Extract each record and reproduce it exactly.

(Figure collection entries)
══════════════════════════════
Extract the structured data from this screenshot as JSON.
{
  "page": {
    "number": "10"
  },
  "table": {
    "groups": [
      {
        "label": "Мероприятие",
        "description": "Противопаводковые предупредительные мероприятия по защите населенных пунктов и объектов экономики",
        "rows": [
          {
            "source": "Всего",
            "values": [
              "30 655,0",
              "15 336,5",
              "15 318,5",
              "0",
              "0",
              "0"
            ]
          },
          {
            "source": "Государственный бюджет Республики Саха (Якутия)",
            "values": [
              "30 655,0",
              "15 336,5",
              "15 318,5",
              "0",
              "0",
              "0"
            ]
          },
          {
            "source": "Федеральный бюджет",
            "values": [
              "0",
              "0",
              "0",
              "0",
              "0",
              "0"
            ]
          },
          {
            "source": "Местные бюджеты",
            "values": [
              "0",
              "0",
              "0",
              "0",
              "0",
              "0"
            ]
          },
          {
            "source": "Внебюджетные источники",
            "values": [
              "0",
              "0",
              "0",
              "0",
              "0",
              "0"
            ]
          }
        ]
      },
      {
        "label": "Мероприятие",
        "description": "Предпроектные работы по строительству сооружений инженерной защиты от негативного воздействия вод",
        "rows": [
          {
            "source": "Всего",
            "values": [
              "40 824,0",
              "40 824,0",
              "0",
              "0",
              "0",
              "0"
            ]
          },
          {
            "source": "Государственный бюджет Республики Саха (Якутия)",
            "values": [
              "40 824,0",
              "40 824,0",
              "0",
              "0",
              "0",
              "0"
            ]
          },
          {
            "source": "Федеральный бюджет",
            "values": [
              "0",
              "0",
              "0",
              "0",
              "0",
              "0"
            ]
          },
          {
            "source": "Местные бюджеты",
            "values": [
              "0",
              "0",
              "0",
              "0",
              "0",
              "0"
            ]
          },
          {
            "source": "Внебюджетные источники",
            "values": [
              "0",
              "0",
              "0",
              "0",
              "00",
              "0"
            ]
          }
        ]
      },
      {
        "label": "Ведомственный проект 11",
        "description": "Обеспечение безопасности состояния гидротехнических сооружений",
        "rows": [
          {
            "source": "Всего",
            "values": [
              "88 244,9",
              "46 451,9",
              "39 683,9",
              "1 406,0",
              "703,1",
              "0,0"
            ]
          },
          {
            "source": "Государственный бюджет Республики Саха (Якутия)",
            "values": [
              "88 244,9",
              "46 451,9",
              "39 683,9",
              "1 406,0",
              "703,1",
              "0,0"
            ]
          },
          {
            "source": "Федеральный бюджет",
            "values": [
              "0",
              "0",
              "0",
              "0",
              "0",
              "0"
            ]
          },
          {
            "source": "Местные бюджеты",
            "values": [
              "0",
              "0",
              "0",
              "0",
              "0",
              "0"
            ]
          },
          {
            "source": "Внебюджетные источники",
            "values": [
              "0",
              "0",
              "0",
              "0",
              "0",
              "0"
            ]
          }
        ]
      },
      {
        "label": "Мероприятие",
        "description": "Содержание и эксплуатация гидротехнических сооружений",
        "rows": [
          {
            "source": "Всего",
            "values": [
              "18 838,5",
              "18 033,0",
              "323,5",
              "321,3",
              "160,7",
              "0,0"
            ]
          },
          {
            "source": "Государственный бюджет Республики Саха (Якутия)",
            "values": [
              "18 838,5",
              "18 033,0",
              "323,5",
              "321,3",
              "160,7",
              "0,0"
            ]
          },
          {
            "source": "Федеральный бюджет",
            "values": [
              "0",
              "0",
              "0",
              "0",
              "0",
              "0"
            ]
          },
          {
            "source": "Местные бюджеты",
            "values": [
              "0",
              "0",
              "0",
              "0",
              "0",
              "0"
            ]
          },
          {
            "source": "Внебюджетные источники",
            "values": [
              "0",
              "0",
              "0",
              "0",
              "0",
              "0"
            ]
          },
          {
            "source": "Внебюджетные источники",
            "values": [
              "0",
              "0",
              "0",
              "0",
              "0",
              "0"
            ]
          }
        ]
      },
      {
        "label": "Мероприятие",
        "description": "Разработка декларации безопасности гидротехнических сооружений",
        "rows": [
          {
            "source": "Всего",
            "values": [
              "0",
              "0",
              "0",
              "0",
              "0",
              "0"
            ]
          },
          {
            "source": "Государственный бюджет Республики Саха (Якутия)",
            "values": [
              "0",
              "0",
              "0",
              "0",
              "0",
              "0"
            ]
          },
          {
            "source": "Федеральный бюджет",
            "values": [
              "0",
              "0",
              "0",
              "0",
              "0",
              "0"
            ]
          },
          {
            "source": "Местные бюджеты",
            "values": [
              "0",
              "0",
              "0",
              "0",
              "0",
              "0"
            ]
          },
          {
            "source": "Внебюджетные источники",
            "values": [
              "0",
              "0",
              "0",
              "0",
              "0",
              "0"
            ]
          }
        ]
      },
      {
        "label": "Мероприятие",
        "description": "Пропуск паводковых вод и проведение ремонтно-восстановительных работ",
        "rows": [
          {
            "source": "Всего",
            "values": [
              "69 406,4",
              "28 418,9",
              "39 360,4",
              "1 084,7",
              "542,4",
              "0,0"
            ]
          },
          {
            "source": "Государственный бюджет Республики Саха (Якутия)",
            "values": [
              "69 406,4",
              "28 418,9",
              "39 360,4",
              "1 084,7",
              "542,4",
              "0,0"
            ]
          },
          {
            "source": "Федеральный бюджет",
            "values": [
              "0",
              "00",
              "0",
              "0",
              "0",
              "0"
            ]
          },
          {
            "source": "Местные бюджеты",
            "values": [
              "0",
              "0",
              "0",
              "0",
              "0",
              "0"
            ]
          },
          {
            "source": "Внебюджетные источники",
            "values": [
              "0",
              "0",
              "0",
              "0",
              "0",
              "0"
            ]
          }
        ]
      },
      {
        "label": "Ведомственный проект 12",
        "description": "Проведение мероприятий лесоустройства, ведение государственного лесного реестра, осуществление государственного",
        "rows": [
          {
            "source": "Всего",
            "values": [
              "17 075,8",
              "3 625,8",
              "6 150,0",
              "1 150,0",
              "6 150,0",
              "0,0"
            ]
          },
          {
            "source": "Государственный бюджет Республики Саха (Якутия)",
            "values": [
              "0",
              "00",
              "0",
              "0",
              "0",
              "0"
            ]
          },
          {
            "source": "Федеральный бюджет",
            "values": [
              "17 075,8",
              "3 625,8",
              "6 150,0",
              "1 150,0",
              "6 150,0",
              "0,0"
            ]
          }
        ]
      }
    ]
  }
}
══════════════════════════════
### Written solution
Extract the structured data from this screenshot as JSON.
{
  "page": {
    "number": "10"
  },
  "table": {
    "groups": [
      {
        "label": "Мероприятие",
        "description": "Противопаводковые предупредительные мероприятия по защите населенных пунктов и объектов экономики",
        "rows": [
          {
            "source": "Всего",
            "values": [
              "30 655,0",
              "15 336,5",
              "15 318,5",
              "0",
              "0",
              "0"
            ]
          },
          {
            "source": "Государственный бюджет Республики Саха (Якутия)",
            "values": [
              "30 655,0",
              "15 336,5",
              "15 318,5",
              "0",
              "0",
              "0"
            ]
          },
          {
            "source": "Федеральный бюджет",
            "values": [
              "0",
              "0",
              "0",
              "0",
              "0",
              "0"
            ]
          },
          {
            "source": "Местные бюджеты",
            "values": [
              "0",
              "0",
              "0",
              "0",
              "0",
              "0"
            ]
          },
          {
            "source": "Внебюджетные источники",
            "values": [
              "0",
              "0",
              "0",
              "0",
              "0",
              "0"
            ]
          }
        ]
      },
      {
        "label": "Мероприятие",
        "description": "Предпроектные работы по строительству сооружений инженерной защиты от негативного воздействия вод",
        "rows": [
          {
            "source": "Всего",
            "values": [
              "40 824,0",
              "40 824,0",
              "0",
              "0",
              "0",
              "0"
            ]
          },
          {
            "source": "Государственный бюджет Республики Саха (Якутия)",
            "values": [
              "40 824,0",
              "40 824,0",
              "0",
              "0",
              "0",
              "0"
            ]
          },
          {
            "source": "Федеральный бюджет",
            "values": [
              "0",
              "0",
              "0",
              "0",
              "0",
              "0"
            ]
          },
          {
            "source": "Местные бюджеты",
            "values": [
              "0",
              "0",
              "0",
              "0",
              "0",
              "0"
            ]
          },
          {
            "source": "Внебюджетные источники",
            "values": [
              "0",
              "0",
              "0",
              "0",
              "00",
              "0"
            ]
          }
        ]
      },
      {
        "label": "Ведомственный проект 11",
        "description": "Обеспечение безопасности состояния гидротехнических сооружений",
        "rows": [
          {
            "source": "Всего",
            "values": [
              "88 244,9",
              "46 451,9",
              "39 683,9",
              "1 406,0",
              "703,1",
              "0,0"
            ]
          },
          {
            "source": "Государственный бюджет Республики Саха (Якутия)",
            "values": [
              "88 244,9",
              "46 451,9",
              "39 683,9",
              "1 406,0",
              "703,1",
              "0,0"
            ]
          },
          {
            "source": "Федеральный бюджет",
            "values": [
              "0",
              "0",
              "0",
              "0",
              "0",
              "0"
            ]
          },
          {
            "source": "Местные бюджеты",
            "values": [
              "0",
              "0",
              "0",
              "0",
              "0",
              "0"
            ]
          },
          {
            "source": "Внебюджетные источники",
            "values": [
              "0",
              "0",
              "0",
              "0",
              "0",
              "0"
            ]
          }
        ]
      },
      {
        "label": "Мероприятие",
        "description": "Содержание и эксплуатация гидротехнических сооружений",
        "rows": [
          {
            "source": "Всего",
            "values": [
              "18 838,5",
              "18 033,0",
              "323,5",
              "321,3",
              "160,7",
              "0,0"
            ]
          },
          {
            "source": "Государственный бюджет Республики Саха (Якутия)",
            "values": [
              "18 838,5",
              "18 033,0",
              "323,5",
              "321,3",
              "160,7",
              "0,0"
            ]
          },
          {
            "source": "Федеральный бюджет",
            "values": [
              "0",
              "0",
              "0",
              "0",
              "0",
              "0"
            ]
          },
          {
            "source": "Местные бюджеты",
            "values": [
              "0",
              "0",
              "0",
              "0",
              "0",
              "0"
            ]
          },
          {
            "source": "Внебюджетные источники",
            "values": [
              "0",
              "0",
              "0",
              "0",
              "0",
              "0"
            ]
          },
          {
            "source": "Внебюджетные источники",
            "values": [
              "0",
              "0",
              "0",
              "0",
              "0",
              "0"
            ]
          }
        ]
      },
      {
        "label": "Мероприятие",
        "description": "Разработка декларации безопасности гидротехнических сооружений",
        "rows": [
          {
            "source": "Всего",
            "values": [
              "0",
              "0",
              "0",
              "0",
              "0",
              "0"
            ]
          },
          {
            "source": "Государственный бюджет Республики Саха (Якутия)",
            "values": [
              "0",
              "0",
              "0",
              "0",
              "0",
              "0"
            ]
          },
          {
            "source": "Федеральный бюджет",
            "values": [
              "0",
              "0",
              "0",
              "0",
              "0",
              "0"
            ]
          },
          {
            "source": "Местные бюджеты",
            "values": [
              "0",
              "0",
              "0",
              "0",
              "0",
              "0"
            ]
          },
          {
            "source": "Внебюджетные источники",
            "values": [
              "0",
              "0",
              "0",
              "0",
              "0",
              "0"
            ]
          }
        ]
      },
      {
        "label": "Мероприятие",
        "description": "Пропуск паводковых вод и проведение ремонтно-восстановительных работ",
        "rows": [
          {
            "source": "Всего",
            "values": [
              "69 406,4",
              "28 418,9",
              "39 360,4",
              "1 084,7",
              "542,4",
              "0,0"
            ]
          },
          {
            "source": "Государственный бюджет Республики Саха (Якутия)",
            "values": [
              "69 406,4",
              "28 418,9",
              "39 360,4",
              "1 084,7",
              "542,4",
              "0,0"
            ]
          },
          {
            "source": "Федеральный бюджет",
            "values": [
              "0",
              "00",
              "0",
              "0",
              "0",
              "0"
            ]
          },
          {
            "source": "Местные бюджеты",
            "values": [
              "0",
              "0",
              "0",
              "0",
              "0",
              "0"
            ]
          },
          {
            "source": "Внебюджетные источники",
            "values": [
              "0",
              "0",
              "0",
              "0",
              "0",
              "0"
            ]
          }
        ]
      },
      {
        "label": "Ведомственный проект 12",
        "description": "Проведение мероприятий лесоустройства, ведение государственного лесного реестра, осуществление государственного",
        "rows": [
          {
            "source": "Всего",
            "values": [
              "17 075,8",
              "3 625,8",
              "6 150,0",
              "1 150,0",
              "6 150,0",
              "0,0"
            ]
          },
          {
            "source": "Государственный бюджет Республики Саха (Якутия)",
            "values": [
              "0",
              "00",
              "0",
              "0",
              "0",
              "0"
            ]
          },
          {
            "source": "Федеральный бюджет",
            "values": [
              "17 075,8",
              "3 625,8",
              "6 150,0",
              "1 150,0",
              "6 150,0",
              "0,0"
            ]
          }
        ]
      }
    ]
  }
}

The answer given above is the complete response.